AIM →
Below are some records: retype them all exactly, but not the pictures.

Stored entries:

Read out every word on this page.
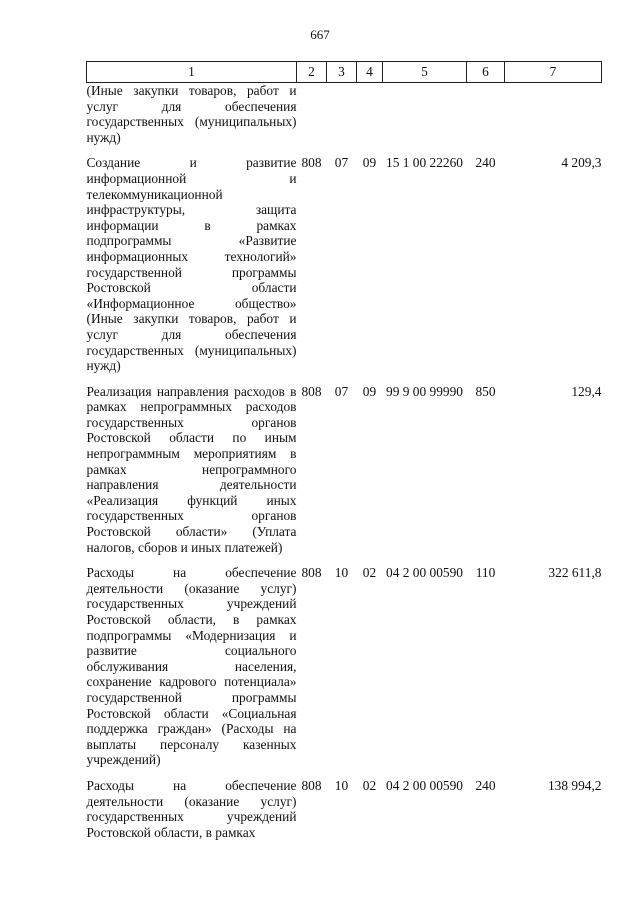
667
1	2	3	4	5	6	7
(Иные закупки товаров, работ и услуг для обеспечения государственных (муниципальных) нужд)						
Создание и развитие информационной и телекоммуникационной инфраструктуры, защита информации в рамках подпрограммы «Развитие информационных технологий» государственной программы Ростовской области «Информационное общество» (Иные закупки товаров, работ и услуг для обеспечения государственных (муниципальных) нужд)	808	07	09	15 1 00 22260	240	4 209,3
Реализация направления расходов в рамках непрограммных расходов государственных органов Ростовской области по иным непрограммным мероприятиям в рамках непрограммного направления деятельности «Реализация функций иных государственных органов Ростовской области» (Уплата налогов, сборов и иных платежей)	808	07	09	99 9 00 99990	850	129,4
Расходы на обеспечение деятельности (оказание услуг) государственных учреждений Ростовской области, в рамках подпрограммы «Модернизация и развитие социального обслуживания населения, сохранение кадрового потенциала» государственной программы Ростовской области «Социальная поддержка граждан» (Расходы на выплаты персоналу казенных учреждений)	808	10	02	04 2 00 00590	110	322 611,8
Расходы на обеспечение деятельности (оказание услуг) государственных учреждений Ростовской области, в рамках	808	10	02	04 2 00 00590	240	138 994,2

CORRECT RESULT →
Read out every word on this page.
667
1	2	3	4	5	6	7
(Иные закупки товаров, работ и услуг для обеспечения государственных (муниципальных) нужд)						
Создание и развитие информационной и телекоммуникационной инфраструктуры, защита информации в рамках подпрограммы «Развитие информационных технологий» государственной программы Ростовской области «Информационное общество» (Иные закупки товаров, работ и услуг для обеспечения государственных (муниципальных) нужд)	808	07	09	15 1 00 22260	240	4 209,3
Реализация направления расходов в рамках непрограммных расходов государственных органов Ростовской области по иным непрограммным мероприятиям в рамках непрограммного направления деятельности «Реализация функций иных государственных органов Ростовской области» (Уплата налогов, сборов и иных платежей)	808	07	09	99 9 00 99990	850	129,4
Расходы на обеспечение деятельности (оказание услуг) государственных учреждений Ростовской области, в рамках подпрограммы «Модернизация и развитие социального обслуживания населения, сохранение кадрового потенциала» государственной программы Ростовской области «Социальная поддержка граждан» (Расходы на выплаты персоналу казенных учреждений)	808	10	02	04 2 00 00590	110	322 611,8
Расходы на обеспечение деятельности (оказание услуг) государственных учреждений Ростовской области, в рамках	808	10	02	04 2 00 00590	240	138 994,2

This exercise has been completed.